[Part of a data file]
>>>
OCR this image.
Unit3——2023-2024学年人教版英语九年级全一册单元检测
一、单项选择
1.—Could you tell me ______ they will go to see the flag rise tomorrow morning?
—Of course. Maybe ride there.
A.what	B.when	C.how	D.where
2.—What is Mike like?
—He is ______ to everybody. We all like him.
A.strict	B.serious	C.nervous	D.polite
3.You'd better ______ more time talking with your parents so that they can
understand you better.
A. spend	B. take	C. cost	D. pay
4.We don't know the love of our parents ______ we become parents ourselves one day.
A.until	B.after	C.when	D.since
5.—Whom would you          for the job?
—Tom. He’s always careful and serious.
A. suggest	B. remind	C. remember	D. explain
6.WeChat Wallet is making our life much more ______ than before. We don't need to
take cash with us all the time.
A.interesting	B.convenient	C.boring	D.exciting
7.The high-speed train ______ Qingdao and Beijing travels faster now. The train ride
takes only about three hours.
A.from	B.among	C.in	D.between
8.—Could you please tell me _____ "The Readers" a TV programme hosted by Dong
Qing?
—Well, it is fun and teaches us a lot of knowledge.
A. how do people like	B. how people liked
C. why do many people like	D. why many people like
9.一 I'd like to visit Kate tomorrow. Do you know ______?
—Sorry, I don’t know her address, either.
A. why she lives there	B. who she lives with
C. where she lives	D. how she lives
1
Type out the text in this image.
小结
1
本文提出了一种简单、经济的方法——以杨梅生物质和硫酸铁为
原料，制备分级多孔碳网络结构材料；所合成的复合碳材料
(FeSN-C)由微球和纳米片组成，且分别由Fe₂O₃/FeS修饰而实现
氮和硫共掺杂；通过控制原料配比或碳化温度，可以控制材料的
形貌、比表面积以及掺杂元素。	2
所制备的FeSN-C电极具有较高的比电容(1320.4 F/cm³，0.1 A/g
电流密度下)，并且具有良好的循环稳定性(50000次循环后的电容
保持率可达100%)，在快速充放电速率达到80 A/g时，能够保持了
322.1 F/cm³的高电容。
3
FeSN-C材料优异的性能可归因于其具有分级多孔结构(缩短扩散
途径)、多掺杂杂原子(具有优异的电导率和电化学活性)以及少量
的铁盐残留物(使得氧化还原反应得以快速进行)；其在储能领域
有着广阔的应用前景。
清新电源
<<<
WHAT IS NEEDED - From the listing, copy each line containing the word "people".

CORRECT RESULT -
A. how do people like	B. how people liked
C. why do many people like	D. why many people like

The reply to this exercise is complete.